(Data records)

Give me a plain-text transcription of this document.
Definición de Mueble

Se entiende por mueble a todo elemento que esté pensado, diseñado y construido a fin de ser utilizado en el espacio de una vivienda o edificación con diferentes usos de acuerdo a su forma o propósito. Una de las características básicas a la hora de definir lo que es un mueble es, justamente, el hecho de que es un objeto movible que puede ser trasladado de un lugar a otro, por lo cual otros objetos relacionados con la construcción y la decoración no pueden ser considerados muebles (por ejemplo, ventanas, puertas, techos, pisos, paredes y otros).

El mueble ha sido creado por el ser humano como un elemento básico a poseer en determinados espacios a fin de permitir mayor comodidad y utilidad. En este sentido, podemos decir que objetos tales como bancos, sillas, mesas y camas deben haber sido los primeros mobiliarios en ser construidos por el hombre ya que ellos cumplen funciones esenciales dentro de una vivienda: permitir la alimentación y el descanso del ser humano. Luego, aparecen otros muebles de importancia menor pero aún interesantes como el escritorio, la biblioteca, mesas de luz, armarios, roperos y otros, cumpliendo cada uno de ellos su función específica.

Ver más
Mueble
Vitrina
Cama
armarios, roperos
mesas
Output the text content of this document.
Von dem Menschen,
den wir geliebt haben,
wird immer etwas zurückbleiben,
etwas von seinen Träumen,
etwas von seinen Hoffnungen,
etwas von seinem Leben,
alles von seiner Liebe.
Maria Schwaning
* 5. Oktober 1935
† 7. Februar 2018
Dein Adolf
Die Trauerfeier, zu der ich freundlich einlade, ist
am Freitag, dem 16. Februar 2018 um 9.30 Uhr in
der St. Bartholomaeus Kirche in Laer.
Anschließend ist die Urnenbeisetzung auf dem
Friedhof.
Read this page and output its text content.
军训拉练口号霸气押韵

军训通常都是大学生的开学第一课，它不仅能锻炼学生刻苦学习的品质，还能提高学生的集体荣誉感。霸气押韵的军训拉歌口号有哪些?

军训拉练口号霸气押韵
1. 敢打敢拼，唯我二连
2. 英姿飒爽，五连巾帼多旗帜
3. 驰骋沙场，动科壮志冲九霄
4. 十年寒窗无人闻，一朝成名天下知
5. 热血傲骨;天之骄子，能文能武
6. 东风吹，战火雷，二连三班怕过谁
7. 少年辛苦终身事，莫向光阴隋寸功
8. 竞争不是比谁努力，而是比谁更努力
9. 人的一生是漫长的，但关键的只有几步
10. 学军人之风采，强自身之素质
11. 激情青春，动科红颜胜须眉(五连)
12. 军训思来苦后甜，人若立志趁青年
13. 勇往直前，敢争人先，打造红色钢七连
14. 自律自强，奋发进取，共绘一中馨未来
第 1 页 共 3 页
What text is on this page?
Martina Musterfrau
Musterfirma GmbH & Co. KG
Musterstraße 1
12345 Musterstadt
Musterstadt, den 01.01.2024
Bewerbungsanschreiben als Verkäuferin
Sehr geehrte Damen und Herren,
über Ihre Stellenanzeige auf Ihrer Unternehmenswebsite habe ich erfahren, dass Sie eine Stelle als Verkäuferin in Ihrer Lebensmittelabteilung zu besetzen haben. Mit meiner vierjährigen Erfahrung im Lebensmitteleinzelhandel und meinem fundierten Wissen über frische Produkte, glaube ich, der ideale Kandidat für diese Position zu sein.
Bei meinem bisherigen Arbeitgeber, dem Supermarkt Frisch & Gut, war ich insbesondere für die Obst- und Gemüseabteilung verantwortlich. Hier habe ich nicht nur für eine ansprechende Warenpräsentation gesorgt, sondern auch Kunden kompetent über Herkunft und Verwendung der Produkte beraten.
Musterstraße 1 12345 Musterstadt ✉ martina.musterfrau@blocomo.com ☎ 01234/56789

• **TASK PROMPT**:
Please give back all of the records exactly as written.

• **EXERCISE ANSWER**:
Give me a plain-text transcription of this document.
Definición de Mueble

Se entiende por mueble a todo elemento que esté pensado, diseñado y construido a fin de ser utilizado en el espacio de una vivienda o edificación con diferentes usos de acuerdo a su forma o propósito. Una de las características básicas a la hora de definir lo que es un mueble es, justamente, el hecho de que es un objeto movible que puede ser trasladado de un lugar a otro, por lo cual otros objetos relacionados con la construcción y la decoración no pueden ser considerados muebles (por ejemplo, ventanas, puertas, techos, pisos, paredes y otros).

El mueble ha sido creado por el ser humano como un elemento básico a poseer en determinados espacios a fin de permitir mayor comodidad y utilidad. En este sentido, podemos decir que objetos tales como bancos, sillas, mesas y camas deben haber sido los primeros mobiliarios en ser construidos por el hombre ya que ellos cumplen funciones esenciales dentro de una vivienda: permitir la alimentación y el descanso del ser humano. Luego, aparecen otros muebles de importancia menor pero aún interesantes como el escritorio, la biblioteca, mesas de luz, armarios, roperos y otros, cumpliendo cada uno de ellos su función específica.

Ver más
Mueble
Vitrina
Cama
armarios, roperos
mesas
Output the text content of this document.
Von dem Menschen,
den wir geliebt haben,
wird immer etwas zurückbleiben,
etwas von seinen Träumen,
etwas von seinen Hoffnungen,
etwas von seinem Leben,
alles von seiner Liebe.
Maria Schwaning
* 5. Oktober 1935
† 7. Februar 2018
Dein Adolf
Die Trauerfeier, zu der ich freundlich einlade, ist
am Freitag, dem 16. Februar 2018 um 9.30 Uhr in
der St. Bartholomaeus Kirche in Laer.
Anschließend ist die Urnenbeisetzung auf dem
Friedhof.
Read this page and output its text content.
军训拉练口号霸气押韵

军训通常都是大学生的开学第一课，它不仅能锻炼学生刻苦学习的品质，还能提高学生的集体荣誉感。霸气押韵的军训拉歌口号有哪些?

军训拉练口号霸气押韵
1. 敢打敢拼，唯我二连
2. 英姿飒爽，五连巾帼多旗帜
3. 驰骋沙场，动科壮志冲九霄
4. 十年寒窗无人闻，一朝成名天下知
5. 热血傲骨;天之骄子，能文能武
6. 东风吹，战火雷，二连三班怕过谁
7. 少年辛苦终身事，莫向光阴隋寸功
8. 竞争不是比谁努力，而是比谁更努力
9. 人的一生是漫长的，但关键的只有几步
10. 学军人之风采，强自身之素质
11. 激情青春，动科红颜胜须眉(五连)
12. 军训思来苦后甜，人若立志趁青年
13. 勇往直前，敢争人先，打造红色钢七连
14. 自律自强，奋发进取，共绘一中馨未来
第 1 页 共 3 页
What text is on this page?
Martina Musterfrau
Musterfirma GmbH & Co. KG
Musterstraße 1
12345 Musterstadt
Musterstadt, den 01.01.2024
Bewerbungsanschreiben als Verkäuferin
Sehr geehrte Damen und Herren,
über Ihre Stellenanzeige auf Ihrer Unternehmenswebsite habe ich erfahren, dass Sie eine Stelle als Verkäuferin in Ihrer Lebensmittelabteilung zu besetzen haben. Mit meiner vierjährigen Erfahrung im Lebensmitteleinzelhandel und meinem fundierten Wissen über frische Produkte, glaube ich, der ideale Kandidat für diese Position zu sein.
Bei meinem bisherigen Arbeitgeber, dem Supermarkt Frisch & Gut, war ich insbesondere für die Obst- und Gemüseabteilung verantwortlich. Hier habe ich nicht nur für eine ansprechende Warenpräsentation gesorgt, sondern auch Kunden kompetent über Herkunft und Verwendung der Produkte beraten.
Musterstraße 1 12345 Musterstadt ✉ martina.musterfrau@blocomo.com ☎ 01234/56789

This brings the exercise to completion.